• [LISTED RECORDS]
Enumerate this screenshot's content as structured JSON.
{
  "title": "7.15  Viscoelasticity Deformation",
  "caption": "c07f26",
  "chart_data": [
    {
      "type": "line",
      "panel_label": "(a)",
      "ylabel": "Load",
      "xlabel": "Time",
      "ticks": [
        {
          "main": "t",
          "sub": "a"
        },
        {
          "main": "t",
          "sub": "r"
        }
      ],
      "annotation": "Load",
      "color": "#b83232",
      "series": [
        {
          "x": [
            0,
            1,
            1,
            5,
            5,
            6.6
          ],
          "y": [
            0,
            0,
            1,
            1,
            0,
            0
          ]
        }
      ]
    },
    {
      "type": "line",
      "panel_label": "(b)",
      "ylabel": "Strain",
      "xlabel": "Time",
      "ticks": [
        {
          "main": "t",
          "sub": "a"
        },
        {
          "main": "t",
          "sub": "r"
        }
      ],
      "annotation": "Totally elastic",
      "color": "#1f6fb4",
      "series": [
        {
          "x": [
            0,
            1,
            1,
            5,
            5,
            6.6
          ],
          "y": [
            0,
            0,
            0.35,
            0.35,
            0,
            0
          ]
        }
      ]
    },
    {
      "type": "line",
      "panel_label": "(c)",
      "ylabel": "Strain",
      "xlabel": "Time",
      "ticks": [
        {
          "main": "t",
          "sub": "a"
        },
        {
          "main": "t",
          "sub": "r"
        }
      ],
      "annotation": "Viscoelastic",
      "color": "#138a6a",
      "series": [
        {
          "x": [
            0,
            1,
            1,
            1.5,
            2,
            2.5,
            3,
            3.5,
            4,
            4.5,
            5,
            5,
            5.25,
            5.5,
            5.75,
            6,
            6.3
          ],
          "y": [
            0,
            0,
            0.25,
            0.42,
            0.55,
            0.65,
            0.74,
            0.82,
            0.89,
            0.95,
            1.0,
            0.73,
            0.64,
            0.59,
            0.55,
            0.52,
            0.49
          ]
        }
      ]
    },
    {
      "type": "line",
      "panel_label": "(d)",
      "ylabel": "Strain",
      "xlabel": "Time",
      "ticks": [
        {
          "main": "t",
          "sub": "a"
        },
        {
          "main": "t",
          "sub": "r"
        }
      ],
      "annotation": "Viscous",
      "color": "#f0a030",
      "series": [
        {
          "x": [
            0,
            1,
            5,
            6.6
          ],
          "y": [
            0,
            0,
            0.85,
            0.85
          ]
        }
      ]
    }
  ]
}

• [EXERCISE]
Copy out all of the data exactly, leaving nothing out.

• [PROBLEM SOLUTION]
Enumerate this screenshot's content as structured JSON.
{
  "title": "7.15  Viscoelasticity Deformation",
  "caption": "c07f26",
  "chart_data": [
    {
      "type": "line",
      "panel_label": "(a)",
      "ylabel": "Load",
      "xlabel": "Time",
      "ticks": [
        {
          "main": "t",
          "sub": "a"
        },
        {
          "main": "t",
          "sub": "r"
        }
      ],
      "annotation": "Load",
      "color": "#b83232",
      "series": [
        {
          "x": [
            0,
            1,
            1,
            5,
            5,
            6.6
          ],
          "y": [
            0,
            0,
            1,
            1,
            0,
            0
          ]
        }
      ]
    },
    {
      "type": "line",
      "panel_label": "(b)",
      "ylabel": "Strain",
      "xlabel": "Time",
      "ticks": [
        {
          "main": "t",
          "sub": "a"
        },
        {
          "main": "t",
          "sub": "r"
        }
      ],
      "annotation": "Totally elastic",
      "color": "#1f6fb4",
      "series": [
        {
          "x": [
            0,
            1,
            1,
            5,
            5,
            6.6
          ],
          "y": [
            0,
            0,
            0.35,
            0.35,
            0,
            0
          ]
        }
      ]
    },
    {
      "type": "line",
      "panel_label": "(c)",
      "ylabel": "Strain",
      "xlabel": "Time",
      "ticks": [
        {
          "main": "t",
          "sub": "a"
        },
        {
          "main": "t",
          "sub": "r"
        }
      ],
      "annotation": "Viscoelastic",
      "color": "#138a6a",
      "series": [
        {
          "x": [
            0,
            1,
            1,
            1.5,
            2,
            2.5,
            3,
            3.5,
            4,
            4.5,
            5,
            5,
            5.25,
            5.5,
            5.75,
            6,
            6.3
          ],
          "y": [
            0,
            0,
            0.25,
            0.42,
            0.55,
            0.65,
            0.74,
            0.82,
            0.89,
            0.95,
            1.0,
            0.73,
            0.64,
            0.59,
            0.55,
            0.52,
            0.49
          ]
        }
      ]
    },
    {
      "type": "line",
      "panel_label": "(d)",
      "ylabel": "Strain",
      "xlabel": "Time",
      "ticks": [
        {
          "main": "t",
          "sub": "a"
        },
        {
          "main": "t",
          "sub": "r"
        }
      ],
      "annotation": "Viscous",
      "color": "#f0a030",
      "series": [
        {
          "x": [
            0,
            1,
            5,
            6.6
          ],
          "y": [
            0,
            0,
            0.85,
            0.85
          ]
        }
      ]
    }
  ]
}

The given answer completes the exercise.